• Records for this task
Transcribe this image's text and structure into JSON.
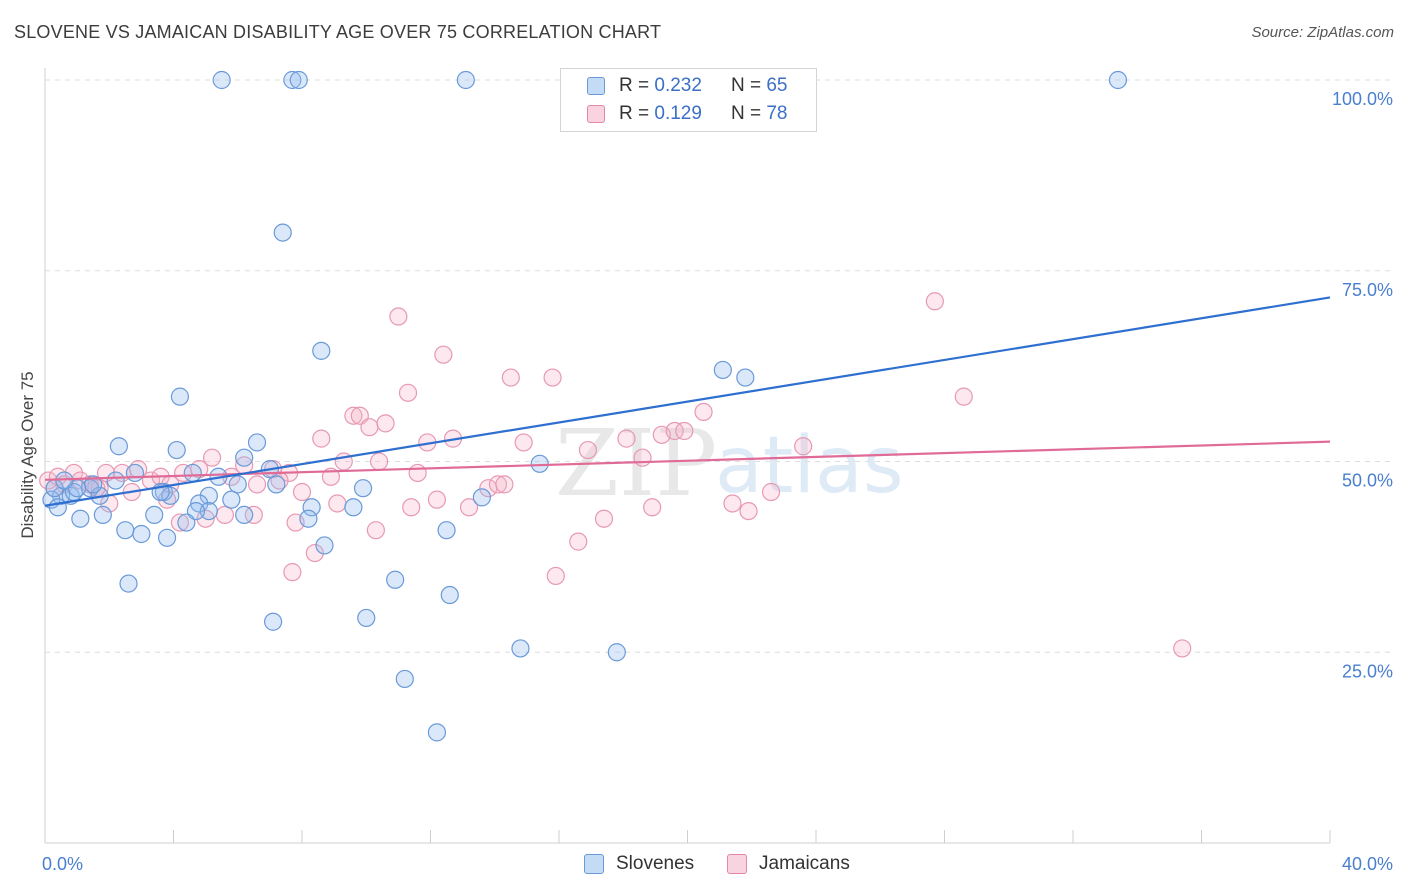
{
  "header": {
    "title": "SLOVENE VS JAMAICAN DISABILITY AGE OVER 75 CORRELATION CHART",
    "source": "Source: ZipAtlas.com"
  },
  "stats": [
    {
      "r_label": "R =",
      "r_value": "0.232",
      "n_label": "N =",
      "n_value": "65",
      "color": "#a9c8f0",
      "border": "#6a9ad8"
    },
    {
      "r_label": "R =",
      "r_value": "0.129",
      "n_label": "N =",
      "n_value": "78",
      "color": "#f7bfcf",
      "border": "#e487a3"
    }
  ],
  "legend": {
    "slovenes": "Slovenes",
    "jamaicans": "Jamaicans"
  },
  "watermark": {
    "zip": "ZIP",
    "atlas": "atlas"
  },
  "colors": {
    "blue_fill": "rgba(150,190,240,0.35)",
    "blue_stroke": "#6a9ad8",
    "blue_line": "#2e6fd0",
    "pink_fill": "rgba(245,180,200,0.30)",
    "pink_stroke": "#e799b3",
    "pink_line": "#e06b96",
    "tick_label": "#4a7fcf"
  },
  "chart_data": {
    "type": "scatter",
    "title": "SLOVENE VS JAMAICAN DISABILITY AGE OVER 75 CORRELATION CHART",
    "xlabel": "",
    "ylabel": "Disability Age Over 75",
    "xlim": [
      0,
      40
    ],
    "ylim": [
      0,
      100
    ],
    "x_tick_labels": [
      "0.0%",
      "40.0%"
    ],
    "y_ticks": [
      25,
      50,
      75,
      100
    ],
    "y_tick_labels": [
      "25.0%",
      "50.0%",
      "75.0%",
      "100.0%"
    ],
    "grid": true,
    "legend_position": "bottom",
    "series": [
      {
        "name": "Slovenes",
        "r": 0.232,
        "n": 65,
        "trend": {
          "x": [
            0,
            40
          ],
          "y": [
            44.2,
            71.5
          ]
        },
        "points": [
          [
            5.5,
            100
          ],
          [
            7.7,
            100
          ],
          [
            7.9,
            100
          ],
          [
            13.1,
            100
          ],
          [
            33.4,
            100
          ],
          [
            7.4,
            80
          ],
          [
            8.6,
            64.5
          ],
          [
            21.1,
            62
          ],
          [
            21.8,
            61
          ],
          [
            4.2,
            58.5
          ],
          [
            2.3,
            52
          ],
          [
            6.6,
            52.5
          ],
          [
            4.1,
            51.5
          ],
          [
            6.2,
            50.5
          ],
          [
            15.4,
            49.7
          ],
          [
            7.0,
            49
          ],
          [
            2.8,
            48.5
          ],
          [
            5.4,
            48
          ],
          [
            7.2,
            47
          ],
          [
            1.4,
            46.5
          ],
          [
            3.7,
            46
          ],
          [
            0.5,
            45.5
          ],
          [
            1.7,
            45.5
          ],
          [
            0.2,
            45
          ],
          [
            0.8,
            45.5
          ],
          [
            3.9,
            45.5
          ],
          [
            5.1,
            45.5
          ],
          [
            0.4,
            44
          ],
          [
            4.8,
            44.5
          ],
          [
            9.9,
            46.5
          ],
          [
            13.6,
            45.3
          ],
          [
            5.1,
            43.5
          ],
          [
            4.7,
            43.5
          ],
          [
            9.6,
            44
          ],
          [
            8.3,
            44
          ],
          [
            1.1,
            42.5
          ],
          [
            1.8,
            43
          ],
          [
            3.4,
            43
          ],
          [
            6.2,
            43
          ],
          [
            8.2,
            42.5
          ],
          [
            12.5,
            41
          ],
          [
            2.5,
            41
          ],
          [
            3.0,
            40.5
          ],
          [
            3.8,
            40
          ],
          [
            4.4,
            42
          ],
          [
            8.7,
            39
          ],
          [
            2.6,
            34
          ],
          [
            10.9,
            34.5
          ],
          [
            12.6,
            32.5
          ],
          [
            10.0,
            29.5
          ],
          [
            7.1,
            29
          ],
          [
            14.8,
            25.5
          ],
          [
            17.8,
            25
          ],
          [
            11.2,
            21.5
          ],
          [
            12.2,
            14.5
          ],
          [
            0.3,
            46.5
          ],
          [
            1.5,
            47
          ],
          [
            2.2,
            47.5
          ],
          [
            3.6,
            46
          ],
          [
            6.0,
            47
          ],
          [
            0.9,
            46
          ],
          [
            4.6,
            48.5
          ],
          [
            5.8,
            45
          ],
          [
            1.0,
            46.5
          ],
          [
            0.6,
            47.5
          ]
        ]
      },
      {
        "name": "Jamaicans",
        "r": 0.129,
        "n": 78,
        "trend": {
          "x": [
            0,
            40
          ],
          "y": [
            47.6,
            52.6
          ]
        },
        "points": [
          [
            0.1,
            47.5
          ],
          [
            0.4,
            48
          ],
          [
            0.6,
            47
          ],
          [
            0.9,
            48.5
          ],
          [
            1.1,
            47.5
          ],
          [
            1.4,
            47
          ],
          [
            1.7,
            46.5
          ],
          [
            1.9,
            48.5
          ],
          [
            2.4,
            48.5
          ],
          [
            2.9,
            49
          ],
          [
            3.3,
            47.5
          ],
          [
            3.6,
            48
          ],
          [
            3.9,
            47
          ],
          [
            4.3,
            48.5
          ],
          [
            4.8,
            49
          ],
          [
            5.2,
            50.5
          ],
          [
            5.8,
            48
          ],
          [
            6.2,
            49.5
          ],
          [
            6.6,
            47
          ],
          [
            7.1,
            49
          ],
          [
            7.6,
            48.5
          ],
          [
            8.0,
            46
          ],
          [
            8.6,
            53
          ],
          [
            8.9,
            48
          ],
          [
            9.3,
            50
          ],
          [
            9.6,
            56
          ],
          [
            9.8,
            56
          ],
          [
            10.1,
            54.5
          ],
          [
            10.4,
            50
          ],
          [
            10.6,
            55
          ],
          [
            11.0,
            69
          ],
          [
            11.3,
            59
          ],
          [
            11.6,
            48.5
          ],
          [
            11.9,
            52.5
          ],
          [
            12.4,
            64
          ],
          [
            12.7,
            53
          ],
          [
            13.8,
            46.5
          ],
          [
            14.1,
            47
          ],
          [
            14.5,
            61
          ],
          [
            14.9,
            52.5
          ],
          [
            15.8,
            61
          ],
          [
            16.6,
            39.5
          ],
          [
            16.9,
            51.5
          ],
          [
            17.4,
            42.5
          ],
          [
            18.1,
            53
          ],
          [
            18.6,
            50.5
          ],
          [
            19.2,
            53.5
          ],
          [
            19.6,
            54
          ],
          [
            19.9,
            54
          ],
          [
            20.5,
            56.5
          ],
          [
            21.4,
            44.5
          ],
          [
            21.9,
            43.5
          ],
          [
            22.6,
            46
          ],
          [
            23.6,
            52
          ],
          [
            27.7,
            71
          ],
          [
            28.6,
            58.5
          ],
          [
            35.4,
            25.5
          ],
          [
            4.2,
            42
          ],
          [
            5.0,
            42.5
          ],
          [
            5.6,
            43
          ],
          [
            6.5,
            43
          ],
          [
            7.8,
            42
          ],
          [
            7.7,
            35.5
          ],
          [
            8.4,
            38
          ],
          [
            10.3,
            41
          ],
          [
            12.2,
            45
          ],
          [
            15.9,
            35
          ],
          [
            1.6,
            46.5
          ],
          [
            2.0,
            44.5
          ],
          [
            2.7,
            46
          ],
          [
            3.8,
            45
          ],
          [
            7.3,
            47.5
          ],
          [
            9.1,
            44.5
          ],
          [
            11.4,
            44
          ],
          [
            13.2,
            44
          ],
          [
            14.3,
            47
          ],
          [
            0.3,
            46.5
          ],
          [
            18.9,
            44
          ]
        ]
      }
    ]
  }
}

• Task details
Retype each entry precisely. Skip images entirely.

• Reply
Transcribe this image's text and structure into JSON.
{
  "header": {
    "title": "SLOVENE VS JAMAICAN DISABILITY AGE OVER 75 CORRELATION CHART",
    "source": "Source: ZipAtlas.com"
  },
  "stats": [
    {
      "r_label": "R =",
      "r_value": "0.232",
      "n_label": "N =",
      "n_value": "65",
      "color": "#a9c8f0",
      "border": "#6a9ad8"
    },
    {
      "r_label": "R =",
      "r_value": "0.129",
      "n_label": "N =",
      "n_value": "78",
      "color": "#f7bfcf",
      "border": "#e487a3"
    }
  ],
  "legend": {
    "slovenes": "Slovenes",
    "jamaicans": "Jamaicans"
  },
  "watermark": {
    "zip": "ZIP",
    "atlas": "atlas"
  },
  "colors": {
    "blue_fill": "rgba(150,190,240,0.35)",
    "blue_stroke": "#6a9ad8",
    "blue_line": "#2e6fd0",
    "pink_fill": "rgba(245,180,200,0.30)",
    "pink_stroke": "#e799b3",
    "pink_line": "#e06b96",
    "tick_label": "#4a7fcf"
  },
  "chart_data": {
    "type": "scatter",
    "title": "SLOVENE VS JAMAICAN DISABILITY AGE OVER 75 CORRELATION CHART",
    "xlabel": "",
    "ylabel": "Disability Age Over 75",
    "xlim": [
      0,
      40
    ],
    "ylim": [
      0,
      100
    ],
    "x_tick_labels": [
      "0.0%",
      "40.0%"
    ],
    "y_ticks": [
      25,
      50,
      75,
      100
    ],
    "y_tick_labels": [
      "25.0%",
      "50.0%",
      "75.0%",
      "100.0%"
    ],
    "grid": true,
    "legend_position": "bottom",
    "series": [
      {
        "name": "Slovenes",
        "r": 0.232,
        "n": 65,
        "trend": {
          "x": [
            0,
            40
          ],
          "y": [
            44.2,
            71.5
          ]
        },
        "points": [
          [
            5.5,
            100
          ],
          [
            7.7,
            100
          ],
          [
            7.9,
            100
          ],
          [
            13.1,
            100
          ],
          [
            33.4,
            100
          ],
          [
            7.4,
            80
          ],
          [
            8.6,
            64.5
          ],
          [
            21.1,
            62
          ],
          [
            21.8,
            61
          ],
          [
            4.2,
            58.5
          ],
          [
            2.3,
            52
          ],
          [
            6.6,
            52.5
          ],
          [
            4.1,
            51.5
          ],
          [
            6.2,
            50.5
          ],
          [
            15.4,
            49.7
          ],
          [
            7.0,
            49
          ],
          [
            2.8,
            48.5
          ],
          [
            5.4,
            48
          ],
          [
            7.2,
            47
          ],
          [
            1.4,
            46.5
          ],
          [
            3.7,
            46
          ],
          [
            0.5,
            45.5
          ],
          [
            1.7,
            45.5
          ],
          [
            0.2,
            45
          ],
          [
            0.8,
            45.5
          ],
          [
            3.9,
            45.5
          ],
          [
            5.1,
            45.5
          ],
          [
            0.4,
            44
          ],
          [
            4.8,
            44.5
          ],
          [
            9.9,
            46.5
          ],
          [
            13.6,
            45.3
          ],
          [
            5.1,
            43.5
          ],
          [
            4.7,
            43.5
          ],
          [
            9.6,
            44
          ],
          [
            8.3,
            44
          ],
          [
            1.1,
            42.5
          ],
          [
            1.8,
            43
          ],
          [
            3.4,
            43
          ],
          [
            6.2,
            43
          ],
          [
            8.2,
            42.5
          ],
          [
            12.5,
            41
          ],
          [
            2.5,
            41
          ],
          [
            3.0,
            40.5
          ],
          [
            3.8,
            40
          ],
          [
            4.4,
            42
          ],
          [
            8.7,
            39
          ],
          [
            2.6,
            34
          ],
          [
            10.9,
            34.5
          ],
          [
            12.6,
            32.5
          ],
          [
            10.0,
            29.5
          ],
          [
            7.1,
            29
          ],
          [
            14.8,
            25.5
          ],
          [
            17.8,
            25
          ],
          [
            11.2,
            21.5
          ],
          [
            12.2,
            14.5
          ],
          [
            0.3,
            46.5
          ],
          [
            1.5,
            47
          ],
          [
            2.2,
            47.5
          ],
          [
            3.6,
            46
          ],
          [
            6.0,
            47
          ],
          [
            0.9,
            46
          ],
          [
            4.6,
            48.5
          ],
          [
            5.8,
            45
          ],
          [
            1.0,
            46.5
          ],
          [
            0.6,
            47.5
          ]
        ]
      },
      {
        "name": "Jamaicans",
        "r": 0.129,
        "n": 78,
        "trend": {
          "x": [
            0,
            40
          ],
          "y": [
            47.6,
            52.6
          ]
        },
        "points": [
          [
            0.1,
            47.5
          ],
          [
            0.4,
            48
          ],
          [
            0.6,
            47
          ],
          [
            0.9,
            48.5
          ],
          [
            1.1,
            47.5
          ],
          [
            1.4,
            47
          ],
          [
            1.7,
            46.5
          ],
          [
            1.9,
            48.5
          ],
          [
            2.4,
            48.5
          ],
          [
            2.9,
            49
          ],
          [
            3.3,
            47.5
          ],
          [
            3.6,
            48
          ],
          [
            3.9,
            47
          ],
          [
            4.3,
            48.5
          ],
          [
            4.8,
            49
          ],
          [
            5.2,
            50.5
          ],
          [
            5.8,
            48
          ],
          [
            6.2,
            49.5
          ],
          [
            6.6,
            47
          ],
          [
            7.1,
            49
          ],
          [
            7.6,
            48.5
          ],
          [
            8.0,
            46
          ],
          [
            8.6,
            53
          ],
          [
            8.9,
            48
          ],
          [
            9.3,
            50
          ],
          [
            9.6,
            56
          ],
          [
            9.8,
            56
          ],
          [
            10.1,
            54.5
          ],
          [
            10.4,
            50
          ],
          [
            10.6,
            55
          ],
          [
            11.0,
            69
          ],
          [
            11.3,
            59
          ],
          [
            11.6,
            48.5
          ],
          [
            11.9,
            52.5
          ],
          [
            12.4,
            64
          ],
          [
            12.7,
            53
          ],
          [
            13.8,
            46.5
          ],
          [
            14.1,
            47
          ],
          [
            14.5,
            61
          ],
          [
            14.9,
            52.5
          ],
          [
            15.8,
            61
          ],
          [
            16.6,
            39.5
          ],
          [
            16.9,
            51.5
          ],
          [
            17.4,
            42.5
          ],
          [
            18.1,
            53
          ],
          [
            18.6,
            50.5
          ],
          [
            19.2,
            53.5
          ],
          [
            19.6,
            54
          ],
          [
            19.9,
            54
          ],
          [
            20.5,
            56.5
          ],
          [
            21.4,
            44.5
          ],
          [
            21.9,
            43.5
          ],
          [
            22.6,
            46
          ],
          [
            23.6,
            52
          ],
          [
            27.7,
            71
          ],
          [
            28.6,
            58.5
          ],
          [
            35.4,
            25.5
          ],
          [
            4.2,
            42
          ],
          [
            5.0,
            42.5
          ],
          [
            5.6,
            43
          ],
          [
            6.5,
            43
          ],
          [
            7.8,
            42
          ],
          [
            7.7,
            35.5
          ],
          [
            8.4,
            38
          ],
          [
            10.3,
            41
          ],
          [
            12.2,
            45
          ],
          [
            15.9,
            35
          ],
          [
            1.6,
            46.5
          ],
          [
            2.0,
            44.5
          ],
          [
            2.7,
            46
          ],
          [
            3.8,
            45
          ],
          [
            7.3,
            47.5
          ],
          [
            9.1,
            44.5
          ],
          [
            11.4,
            44
          ],
          [
            13.2,
            44
          ],
          [
            14.3,
            47
          ],
          [
            0.3,
            46.5
          ],
          [
            18.9,
            44
          ]
        ]
      }
    ]
  }
}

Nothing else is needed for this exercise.